Materials provided:

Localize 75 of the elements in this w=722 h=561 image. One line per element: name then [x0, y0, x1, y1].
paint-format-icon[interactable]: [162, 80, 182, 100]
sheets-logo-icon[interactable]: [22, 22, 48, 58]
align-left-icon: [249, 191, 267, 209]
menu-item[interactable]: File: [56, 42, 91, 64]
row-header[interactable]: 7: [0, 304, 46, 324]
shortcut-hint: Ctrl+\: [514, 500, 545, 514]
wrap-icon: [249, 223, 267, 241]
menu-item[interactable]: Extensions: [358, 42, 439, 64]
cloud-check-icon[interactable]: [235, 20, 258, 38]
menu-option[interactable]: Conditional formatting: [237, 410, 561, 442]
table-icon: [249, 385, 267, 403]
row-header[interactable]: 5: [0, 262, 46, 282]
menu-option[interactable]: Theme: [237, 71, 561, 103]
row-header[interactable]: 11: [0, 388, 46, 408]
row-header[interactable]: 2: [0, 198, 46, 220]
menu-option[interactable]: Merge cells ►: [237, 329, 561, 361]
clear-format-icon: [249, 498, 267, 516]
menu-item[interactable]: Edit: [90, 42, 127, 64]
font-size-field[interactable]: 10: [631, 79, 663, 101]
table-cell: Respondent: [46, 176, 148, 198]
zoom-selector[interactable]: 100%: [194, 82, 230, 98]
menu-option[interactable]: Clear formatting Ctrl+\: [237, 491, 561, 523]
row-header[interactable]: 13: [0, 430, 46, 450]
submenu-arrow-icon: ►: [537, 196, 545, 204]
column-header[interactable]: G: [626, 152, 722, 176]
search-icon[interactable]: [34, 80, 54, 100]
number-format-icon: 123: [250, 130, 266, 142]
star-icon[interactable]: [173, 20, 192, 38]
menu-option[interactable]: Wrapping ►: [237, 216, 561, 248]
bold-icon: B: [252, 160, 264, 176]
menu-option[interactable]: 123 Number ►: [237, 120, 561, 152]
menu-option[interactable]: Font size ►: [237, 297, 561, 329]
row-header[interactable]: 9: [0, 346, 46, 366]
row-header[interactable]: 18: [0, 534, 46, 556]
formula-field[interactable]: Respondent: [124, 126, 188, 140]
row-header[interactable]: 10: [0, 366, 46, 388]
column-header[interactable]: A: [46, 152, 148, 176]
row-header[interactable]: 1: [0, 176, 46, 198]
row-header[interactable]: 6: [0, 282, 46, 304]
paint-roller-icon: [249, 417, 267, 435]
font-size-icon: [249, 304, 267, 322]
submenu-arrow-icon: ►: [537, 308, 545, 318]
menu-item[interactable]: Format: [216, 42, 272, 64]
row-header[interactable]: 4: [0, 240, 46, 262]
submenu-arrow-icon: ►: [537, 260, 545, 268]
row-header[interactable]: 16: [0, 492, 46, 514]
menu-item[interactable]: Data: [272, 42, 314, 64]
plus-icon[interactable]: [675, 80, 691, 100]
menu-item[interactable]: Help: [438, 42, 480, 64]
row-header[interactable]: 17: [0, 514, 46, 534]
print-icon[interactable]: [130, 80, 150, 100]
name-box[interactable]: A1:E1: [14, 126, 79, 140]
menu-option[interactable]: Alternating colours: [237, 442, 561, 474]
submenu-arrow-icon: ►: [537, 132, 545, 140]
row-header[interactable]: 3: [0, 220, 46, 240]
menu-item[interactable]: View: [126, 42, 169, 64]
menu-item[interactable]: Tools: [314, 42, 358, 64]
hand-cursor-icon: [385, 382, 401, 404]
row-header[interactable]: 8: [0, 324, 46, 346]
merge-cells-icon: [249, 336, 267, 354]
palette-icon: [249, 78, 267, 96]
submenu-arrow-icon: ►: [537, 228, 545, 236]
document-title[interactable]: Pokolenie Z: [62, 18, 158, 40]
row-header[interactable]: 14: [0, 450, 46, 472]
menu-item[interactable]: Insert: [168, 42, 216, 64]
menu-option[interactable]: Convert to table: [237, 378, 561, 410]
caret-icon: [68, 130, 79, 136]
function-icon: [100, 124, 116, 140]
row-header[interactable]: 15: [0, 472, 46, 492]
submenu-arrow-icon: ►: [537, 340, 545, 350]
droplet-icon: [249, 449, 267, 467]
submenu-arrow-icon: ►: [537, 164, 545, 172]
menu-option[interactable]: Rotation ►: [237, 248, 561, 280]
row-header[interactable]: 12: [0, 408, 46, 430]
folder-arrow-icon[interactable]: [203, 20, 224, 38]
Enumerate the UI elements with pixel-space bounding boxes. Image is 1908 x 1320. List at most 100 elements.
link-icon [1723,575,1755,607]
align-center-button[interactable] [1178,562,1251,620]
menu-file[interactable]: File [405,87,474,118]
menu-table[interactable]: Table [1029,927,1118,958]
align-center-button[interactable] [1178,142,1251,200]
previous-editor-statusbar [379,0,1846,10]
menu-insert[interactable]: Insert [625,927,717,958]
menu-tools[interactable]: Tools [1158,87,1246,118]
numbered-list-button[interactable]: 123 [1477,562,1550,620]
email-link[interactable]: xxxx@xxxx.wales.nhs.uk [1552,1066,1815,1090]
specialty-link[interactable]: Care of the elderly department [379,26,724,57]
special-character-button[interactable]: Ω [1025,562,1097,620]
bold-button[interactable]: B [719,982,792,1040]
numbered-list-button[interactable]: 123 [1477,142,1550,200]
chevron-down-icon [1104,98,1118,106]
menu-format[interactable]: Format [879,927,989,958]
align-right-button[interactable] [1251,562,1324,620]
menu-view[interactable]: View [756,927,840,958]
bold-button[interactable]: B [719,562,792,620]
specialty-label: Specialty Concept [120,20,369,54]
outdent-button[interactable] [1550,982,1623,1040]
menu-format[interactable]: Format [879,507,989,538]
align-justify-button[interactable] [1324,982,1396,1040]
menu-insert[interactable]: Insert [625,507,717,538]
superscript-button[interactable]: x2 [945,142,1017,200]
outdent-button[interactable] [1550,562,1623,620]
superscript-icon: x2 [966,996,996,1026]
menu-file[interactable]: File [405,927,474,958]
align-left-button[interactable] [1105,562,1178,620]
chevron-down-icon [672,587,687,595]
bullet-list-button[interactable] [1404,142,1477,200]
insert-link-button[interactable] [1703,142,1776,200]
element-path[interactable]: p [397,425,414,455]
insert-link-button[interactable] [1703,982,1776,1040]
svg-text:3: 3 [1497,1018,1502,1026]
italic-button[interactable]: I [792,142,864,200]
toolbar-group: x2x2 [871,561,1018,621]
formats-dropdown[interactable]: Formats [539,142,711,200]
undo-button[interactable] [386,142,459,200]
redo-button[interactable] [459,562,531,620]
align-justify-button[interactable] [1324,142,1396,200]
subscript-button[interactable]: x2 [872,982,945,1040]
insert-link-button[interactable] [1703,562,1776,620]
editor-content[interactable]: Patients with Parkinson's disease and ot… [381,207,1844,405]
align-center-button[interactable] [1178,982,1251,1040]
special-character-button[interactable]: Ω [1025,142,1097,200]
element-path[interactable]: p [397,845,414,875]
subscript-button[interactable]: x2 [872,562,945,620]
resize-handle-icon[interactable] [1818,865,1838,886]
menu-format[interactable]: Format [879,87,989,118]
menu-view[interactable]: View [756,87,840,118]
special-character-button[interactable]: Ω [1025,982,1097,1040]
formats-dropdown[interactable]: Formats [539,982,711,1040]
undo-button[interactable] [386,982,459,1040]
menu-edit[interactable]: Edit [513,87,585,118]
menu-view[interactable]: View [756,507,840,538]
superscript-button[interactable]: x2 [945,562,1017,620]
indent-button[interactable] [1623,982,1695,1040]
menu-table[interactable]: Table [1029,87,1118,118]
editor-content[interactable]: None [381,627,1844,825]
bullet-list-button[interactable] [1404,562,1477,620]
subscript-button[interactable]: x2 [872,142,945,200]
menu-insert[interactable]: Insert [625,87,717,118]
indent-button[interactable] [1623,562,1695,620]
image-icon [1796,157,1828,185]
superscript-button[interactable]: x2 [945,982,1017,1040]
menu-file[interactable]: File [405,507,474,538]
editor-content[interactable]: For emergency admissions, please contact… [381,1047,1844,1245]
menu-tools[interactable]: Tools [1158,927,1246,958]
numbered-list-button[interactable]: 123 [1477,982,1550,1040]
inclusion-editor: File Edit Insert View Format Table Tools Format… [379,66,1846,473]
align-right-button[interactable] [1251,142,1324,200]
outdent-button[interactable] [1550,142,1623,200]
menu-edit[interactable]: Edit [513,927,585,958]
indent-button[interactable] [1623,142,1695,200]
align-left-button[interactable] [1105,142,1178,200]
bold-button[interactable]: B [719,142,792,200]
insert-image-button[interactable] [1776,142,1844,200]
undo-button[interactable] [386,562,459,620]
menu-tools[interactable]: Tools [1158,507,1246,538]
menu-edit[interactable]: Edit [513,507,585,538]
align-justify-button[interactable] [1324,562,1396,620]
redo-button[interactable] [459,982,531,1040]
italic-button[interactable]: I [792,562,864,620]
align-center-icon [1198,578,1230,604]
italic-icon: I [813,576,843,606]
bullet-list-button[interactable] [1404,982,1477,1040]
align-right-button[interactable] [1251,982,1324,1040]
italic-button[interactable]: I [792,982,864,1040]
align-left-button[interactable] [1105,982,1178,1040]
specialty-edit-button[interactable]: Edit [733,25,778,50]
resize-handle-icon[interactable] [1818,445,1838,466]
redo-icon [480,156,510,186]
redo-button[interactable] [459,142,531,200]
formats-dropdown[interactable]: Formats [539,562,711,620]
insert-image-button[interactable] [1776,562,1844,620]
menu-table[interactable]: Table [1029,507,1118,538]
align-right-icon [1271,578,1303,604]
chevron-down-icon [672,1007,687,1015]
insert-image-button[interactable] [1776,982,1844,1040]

Work instructions: A single number is the answer: the count of lines above that include the string "link".

Output below: 6